BEGIN Given records

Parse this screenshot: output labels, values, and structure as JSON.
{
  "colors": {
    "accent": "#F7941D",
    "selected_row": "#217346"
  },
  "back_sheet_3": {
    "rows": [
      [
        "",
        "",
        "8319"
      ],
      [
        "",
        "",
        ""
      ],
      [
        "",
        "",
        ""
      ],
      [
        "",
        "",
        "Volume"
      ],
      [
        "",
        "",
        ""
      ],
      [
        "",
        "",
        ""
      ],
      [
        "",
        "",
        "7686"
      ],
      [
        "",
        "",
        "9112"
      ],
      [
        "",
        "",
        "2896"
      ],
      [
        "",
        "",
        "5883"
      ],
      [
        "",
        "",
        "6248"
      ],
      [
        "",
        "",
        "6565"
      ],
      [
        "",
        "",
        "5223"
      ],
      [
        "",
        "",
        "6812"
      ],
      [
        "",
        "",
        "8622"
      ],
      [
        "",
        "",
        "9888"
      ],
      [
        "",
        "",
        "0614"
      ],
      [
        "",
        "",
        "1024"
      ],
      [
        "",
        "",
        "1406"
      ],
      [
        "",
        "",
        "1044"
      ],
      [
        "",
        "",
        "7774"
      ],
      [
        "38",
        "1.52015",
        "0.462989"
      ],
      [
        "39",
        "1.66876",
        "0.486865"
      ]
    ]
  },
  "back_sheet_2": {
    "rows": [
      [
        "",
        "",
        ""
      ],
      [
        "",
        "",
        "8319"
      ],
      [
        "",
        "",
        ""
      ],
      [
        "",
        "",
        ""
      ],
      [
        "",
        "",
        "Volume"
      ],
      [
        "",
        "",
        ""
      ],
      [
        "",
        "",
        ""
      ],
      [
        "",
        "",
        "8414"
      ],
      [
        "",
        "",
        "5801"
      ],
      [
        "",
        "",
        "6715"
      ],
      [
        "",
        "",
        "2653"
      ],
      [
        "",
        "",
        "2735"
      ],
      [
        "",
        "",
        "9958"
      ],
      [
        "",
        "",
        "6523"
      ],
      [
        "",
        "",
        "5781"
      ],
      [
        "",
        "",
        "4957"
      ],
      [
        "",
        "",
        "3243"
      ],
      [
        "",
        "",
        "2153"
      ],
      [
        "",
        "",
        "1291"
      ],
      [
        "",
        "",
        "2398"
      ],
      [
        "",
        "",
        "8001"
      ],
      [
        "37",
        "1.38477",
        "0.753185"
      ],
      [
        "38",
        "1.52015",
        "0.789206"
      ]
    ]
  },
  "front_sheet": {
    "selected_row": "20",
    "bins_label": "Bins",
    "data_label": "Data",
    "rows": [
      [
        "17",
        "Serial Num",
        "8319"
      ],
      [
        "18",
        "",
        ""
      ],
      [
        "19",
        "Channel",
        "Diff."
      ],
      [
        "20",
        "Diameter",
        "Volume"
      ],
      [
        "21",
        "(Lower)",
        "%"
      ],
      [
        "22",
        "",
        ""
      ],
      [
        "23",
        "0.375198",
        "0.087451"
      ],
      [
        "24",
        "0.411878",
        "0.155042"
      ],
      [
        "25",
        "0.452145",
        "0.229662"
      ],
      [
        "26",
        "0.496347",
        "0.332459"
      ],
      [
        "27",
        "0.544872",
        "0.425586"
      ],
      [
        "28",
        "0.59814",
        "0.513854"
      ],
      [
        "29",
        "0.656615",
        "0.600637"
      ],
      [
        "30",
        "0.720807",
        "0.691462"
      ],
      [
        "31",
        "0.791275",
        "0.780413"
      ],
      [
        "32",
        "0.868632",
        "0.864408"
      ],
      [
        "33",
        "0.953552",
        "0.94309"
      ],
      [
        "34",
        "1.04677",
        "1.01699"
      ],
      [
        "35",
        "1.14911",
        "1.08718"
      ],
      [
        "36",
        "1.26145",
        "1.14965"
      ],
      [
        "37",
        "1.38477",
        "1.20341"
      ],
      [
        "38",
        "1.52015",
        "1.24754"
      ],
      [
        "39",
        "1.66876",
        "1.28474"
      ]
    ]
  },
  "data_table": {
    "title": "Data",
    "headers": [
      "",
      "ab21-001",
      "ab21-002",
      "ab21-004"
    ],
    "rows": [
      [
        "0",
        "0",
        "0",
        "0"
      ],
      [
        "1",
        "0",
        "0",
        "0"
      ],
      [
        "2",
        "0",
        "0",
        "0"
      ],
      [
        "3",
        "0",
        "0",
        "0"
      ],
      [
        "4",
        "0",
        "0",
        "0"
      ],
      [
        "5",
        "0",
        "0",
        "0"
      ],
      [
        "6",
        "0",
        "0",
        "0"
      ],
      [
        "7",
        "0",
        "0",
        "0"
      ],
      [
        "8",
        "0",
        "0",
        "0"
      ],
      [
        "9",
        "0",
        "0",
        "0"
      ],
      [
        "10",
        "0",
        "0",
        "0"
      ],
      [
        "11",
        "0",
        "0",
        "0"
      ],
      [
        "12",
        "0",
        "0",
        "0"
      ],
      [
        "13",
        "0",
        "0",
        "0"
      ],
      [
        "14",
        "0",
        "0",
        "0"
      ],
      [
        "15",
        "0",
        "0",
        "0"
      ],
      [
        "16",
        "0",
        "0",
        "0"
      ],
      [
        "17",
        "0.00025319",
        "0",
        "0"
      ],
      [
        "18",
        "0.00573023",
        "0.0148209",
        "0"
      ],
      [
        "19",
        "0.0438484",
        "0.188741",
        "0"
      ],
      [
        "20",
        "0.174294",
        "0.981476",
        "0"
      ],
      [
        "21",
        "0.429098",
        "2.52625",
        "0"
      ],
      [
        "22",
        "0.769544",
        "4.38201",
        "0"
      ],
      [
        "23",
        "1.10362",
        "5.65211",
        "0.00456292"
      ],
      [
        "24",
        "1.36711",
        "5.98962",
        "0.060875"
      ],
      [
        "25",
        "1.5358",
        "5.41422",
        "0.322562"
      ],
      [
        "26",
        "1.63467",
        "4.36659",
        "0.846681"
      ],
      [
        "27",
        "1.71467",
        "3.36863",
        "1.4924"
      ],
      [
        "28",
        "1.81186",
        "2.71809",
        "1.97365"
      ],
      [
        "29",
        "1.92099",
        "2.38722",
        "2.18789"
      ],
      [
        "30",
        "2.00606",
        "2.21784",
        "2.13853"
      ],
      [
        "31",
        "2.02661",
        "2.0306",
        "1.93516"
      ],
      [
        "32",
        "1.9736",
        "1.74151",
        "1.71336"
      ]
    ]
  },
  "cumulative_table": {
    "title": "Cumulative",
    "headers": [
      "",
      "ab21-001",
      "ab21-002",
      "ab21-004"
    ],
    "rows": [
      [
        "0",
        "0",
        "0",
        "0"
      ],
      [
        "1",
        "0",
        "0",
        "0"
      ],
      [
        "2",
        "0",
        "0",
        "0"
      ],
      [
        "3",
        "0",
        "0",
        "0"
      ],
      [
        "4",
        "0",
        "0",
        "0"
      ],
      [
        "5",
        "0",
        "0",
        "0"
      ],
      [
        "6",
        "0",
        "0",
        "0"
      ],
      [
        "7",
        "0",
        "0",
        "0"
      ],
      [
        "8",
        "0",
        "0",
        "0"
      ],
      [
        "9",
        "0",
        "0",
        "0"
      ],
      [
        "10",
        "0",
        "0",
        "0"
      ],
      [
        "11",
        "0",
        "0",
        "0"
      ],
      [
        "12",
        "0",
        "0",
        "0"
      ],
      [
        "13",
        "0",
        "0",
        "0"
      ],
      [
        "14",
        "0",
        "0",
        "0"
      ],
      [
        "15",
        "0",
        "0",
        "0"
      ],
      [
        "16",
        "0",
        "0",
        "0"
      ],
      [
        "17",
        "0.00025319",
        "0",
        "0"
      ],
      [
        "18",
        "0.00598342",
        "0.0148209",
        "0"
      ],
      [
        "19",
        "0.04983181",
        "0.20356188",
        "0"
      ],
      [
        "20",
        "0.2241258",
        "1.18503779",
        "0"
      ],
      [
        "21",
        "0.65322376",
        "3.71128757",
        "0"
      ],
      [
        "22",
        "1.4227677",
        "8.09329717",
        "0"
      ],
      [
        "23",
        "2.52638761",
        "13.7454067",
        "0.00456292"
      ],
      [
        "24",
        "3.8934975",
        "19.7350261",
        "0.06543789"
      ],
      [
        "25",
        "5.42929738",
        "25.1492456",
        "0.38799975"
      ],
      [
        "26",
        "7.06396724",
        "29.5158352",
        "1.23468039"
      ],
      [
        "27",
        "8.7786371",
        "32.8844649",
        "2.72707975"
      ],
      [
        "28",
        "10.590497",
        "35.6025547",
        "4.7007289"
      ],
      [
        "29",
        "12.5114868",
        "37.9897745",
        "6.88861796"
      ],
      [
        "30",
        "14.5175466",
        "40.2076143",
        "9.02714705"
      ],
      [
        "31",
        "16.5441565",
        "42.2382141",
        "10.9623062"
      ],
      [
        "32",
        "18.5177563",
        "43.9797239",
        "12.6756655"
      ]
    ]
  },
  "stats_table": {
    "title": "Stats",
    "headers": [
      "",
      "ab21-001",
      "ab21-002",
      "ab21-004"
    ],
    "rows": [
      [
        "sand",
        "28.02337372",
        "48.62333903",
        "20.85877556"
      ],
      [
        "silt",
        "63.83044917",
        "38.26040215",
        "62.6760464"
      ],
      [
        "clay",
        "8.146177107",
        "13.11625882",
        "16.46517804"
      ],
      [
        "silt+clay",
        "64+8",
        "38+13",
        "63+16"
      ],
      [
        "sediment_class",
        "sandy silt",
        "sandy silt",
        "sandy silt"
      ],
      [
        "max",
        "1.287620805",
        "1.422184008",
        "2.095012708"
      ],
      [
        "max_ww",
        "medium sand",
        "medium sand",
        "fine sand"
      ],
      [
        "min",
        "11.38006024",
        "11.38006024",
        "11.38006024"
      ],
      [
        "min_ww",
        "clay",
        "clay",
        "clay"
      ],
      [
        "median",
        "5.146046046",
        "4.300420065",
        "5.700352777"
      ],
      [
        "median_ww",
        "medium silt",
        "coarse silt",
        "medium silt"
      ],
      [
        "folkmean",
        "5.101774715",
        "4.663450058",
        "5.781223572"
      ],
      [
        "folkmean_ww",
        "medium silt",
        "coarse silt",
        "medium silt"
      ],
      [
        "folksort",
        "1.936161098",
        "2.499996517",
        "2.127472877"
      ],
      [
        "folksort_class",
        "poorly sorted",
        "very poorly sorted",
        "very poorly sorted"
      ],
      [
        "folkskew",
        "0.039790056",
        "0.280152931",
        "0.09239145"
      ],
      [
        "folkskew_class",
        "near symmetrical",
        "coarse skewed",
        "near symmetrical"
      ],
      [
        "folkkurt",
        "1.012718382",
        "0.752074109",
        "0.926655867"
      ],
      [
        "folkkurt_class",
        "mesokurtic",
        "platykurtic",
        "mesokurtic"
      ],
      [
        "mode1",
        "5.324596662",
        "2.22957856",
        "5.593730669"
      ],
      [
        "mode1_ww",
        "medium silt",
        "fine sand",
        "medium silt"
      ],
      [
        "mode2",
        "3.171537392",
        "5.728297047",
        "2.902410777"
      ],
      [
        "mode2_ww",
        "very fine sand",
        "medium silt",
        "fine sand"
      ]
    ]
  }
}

END Given records

| Stated task |
List each line holding the string "symmetrical".

| Result for this exercise |
        "near symmetrical",
        "near symmetrical"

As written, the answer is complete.